### [GOAL]
Restate each of the lines given below, word for word.

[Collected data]
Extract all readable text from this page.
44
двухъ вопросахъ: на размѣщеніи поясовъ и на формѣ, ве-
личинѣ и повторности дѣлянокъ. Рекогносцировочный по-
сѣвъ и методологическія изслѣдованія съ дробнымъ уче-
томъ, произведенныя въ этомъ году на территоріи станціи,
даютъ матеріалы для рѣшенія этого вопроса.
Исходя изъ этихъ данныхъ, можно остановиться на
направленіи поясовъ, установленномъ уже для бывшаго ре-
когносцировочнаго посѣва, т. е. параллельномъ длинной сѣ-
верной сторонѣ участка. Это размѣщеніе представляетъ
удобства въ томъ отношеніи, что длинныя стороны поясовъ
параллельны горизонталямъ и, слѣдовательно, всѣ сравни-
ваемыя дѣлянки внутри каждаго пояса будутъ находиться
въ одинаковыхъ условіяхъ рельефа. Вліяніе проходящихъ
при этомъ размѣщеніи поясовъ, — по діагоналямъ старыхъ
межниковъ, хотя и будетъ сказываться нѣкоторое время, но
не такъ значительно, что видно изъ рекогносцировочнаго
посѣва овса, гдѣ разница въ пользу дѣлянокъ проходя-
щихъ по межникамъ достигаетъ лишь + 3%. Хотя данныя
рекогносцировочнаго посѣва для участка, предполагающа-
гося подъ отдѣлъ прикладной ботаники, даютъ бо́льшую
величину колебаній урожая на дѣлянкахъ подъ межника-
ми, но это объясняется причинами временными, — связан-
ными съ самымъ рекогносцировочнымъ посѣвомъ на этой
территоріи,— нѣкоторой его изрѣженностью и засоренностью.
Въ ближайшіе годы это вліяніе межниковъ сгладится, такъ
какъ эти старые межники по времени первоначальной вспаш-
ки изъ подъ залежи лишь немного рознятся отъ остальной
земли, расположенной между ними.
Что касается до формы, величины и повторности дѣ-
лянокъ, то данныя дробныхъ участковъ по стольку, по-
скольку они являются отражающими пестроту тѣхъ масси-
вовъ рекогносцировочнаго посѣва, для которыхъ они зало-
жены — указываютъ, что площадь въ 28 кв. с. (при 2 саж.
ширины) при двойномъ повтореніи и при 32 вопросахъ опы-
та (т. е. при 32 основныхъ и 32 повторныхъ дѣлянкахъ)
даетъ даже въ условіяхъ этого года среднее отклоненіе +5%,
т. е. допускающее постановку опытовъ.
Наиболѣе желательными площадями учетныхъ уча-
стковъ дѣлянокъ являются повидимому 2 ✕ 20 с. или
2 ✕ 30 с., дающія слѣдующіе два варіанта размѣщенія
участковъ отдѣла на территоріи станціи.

### [RESULT OF THE EXERCISE]
Extract all readable text from this page.
44
двухъ вопросахъ: на размѣщеніи поясовъ и на формѣ, ве-
личинѣ и повторности дѣлянокъ. Рекогносцировочный по-
сѣвъ и методологическія изслѣдованія съ дробнымъ уче-
томъ, произведенныя въ этомъ году на территоріи станціи,
даютъ матеріалы для рѣшенія этого вопроса.
Исходя изъ этихъ данныхъ, можно остановиться на
направленіи поясовъ, установленномъ уже для бывшаго ре-
когносцировочнаго посѣва, т. е. параллельномъ длинной сѣ-
верной сторонѣ участка. Это размѣщеніе представляетъ
удобства въ томъ отношеніи, что длинныя стороны поясовъ
параллельны горизонталямъ и, слѣдовательно, всѣ сравни-
ваемыя дѣлянки внутри каждаго пояса будутъ находиться
въ одинаковыхъ условіяхъ рельефа. Вліяніе проходящихъ
при этомъ размѣщеніи поясовъ, — по діагоналямъ старыхъ
межниковъ, хотя и будетъ сказываться нѣкоторое время, но
не такъ значительно, что видно изъ рекогносцировочнаго
посѣва овса, гдѣ разница въ пользу дѣлянокъ проходя-
щихъ по межникамъ достигаетъ лишь + 3%. Хотя данныя
рекогносцировочнаго посѣва для участка, предполагающа-
гося подъ отдѣлъ прикладной ботаники, даютъ бо́льшую
величину колебаній урожая на дѣлянкахъ подъ межника-
ми, но это объясняется причинами временными, — связан-
ными съ самымъ рекогносцировочнымъ посѣвомъ на этой
территоріи,— нѣкоторой его изрѣженностью и засоренностью.
Въ ближайшіе годы это вліяніе межниковъ сгладится, такъ
какъ эти старые межники по времени первоначальной вспаш-
ки изъ подъ залежи лишь немного рознятся отъ остальной
земли, расположенной между ними.
Что касается до формы, величины и повторности дѣ-
лянокъ, то данныя дробныхъ участковъ по стольку, по-
скольку они являются отражающими пестроту тѣхъ масси-
вовъ рекогносцировочнаго посѣва, для которыхъ они зало-
жены — указываютъ, что площадь въ 28 кв. с. (при 2 саж.
ширины) при двойномъ повтореніи и при 32 вопросахъ опы-
та (т. е. при 32 основныхъ и 32 повторныхъ дѣлянкахъ)
даетъ даже въ условіяхъ этого года среднее отклоненіе +5%,
т. е. допускающее постановку опытовъ.
Наиболѣе желательными площадями учетныхъ уча-
стковъ дѣлянокъ являются повидимому 2 ✕ 20 с. или
2 ✕ 30 с., дающія слѣдующіе два варіанта размѣщенія
участковъ отдѣла на территоріи станціи.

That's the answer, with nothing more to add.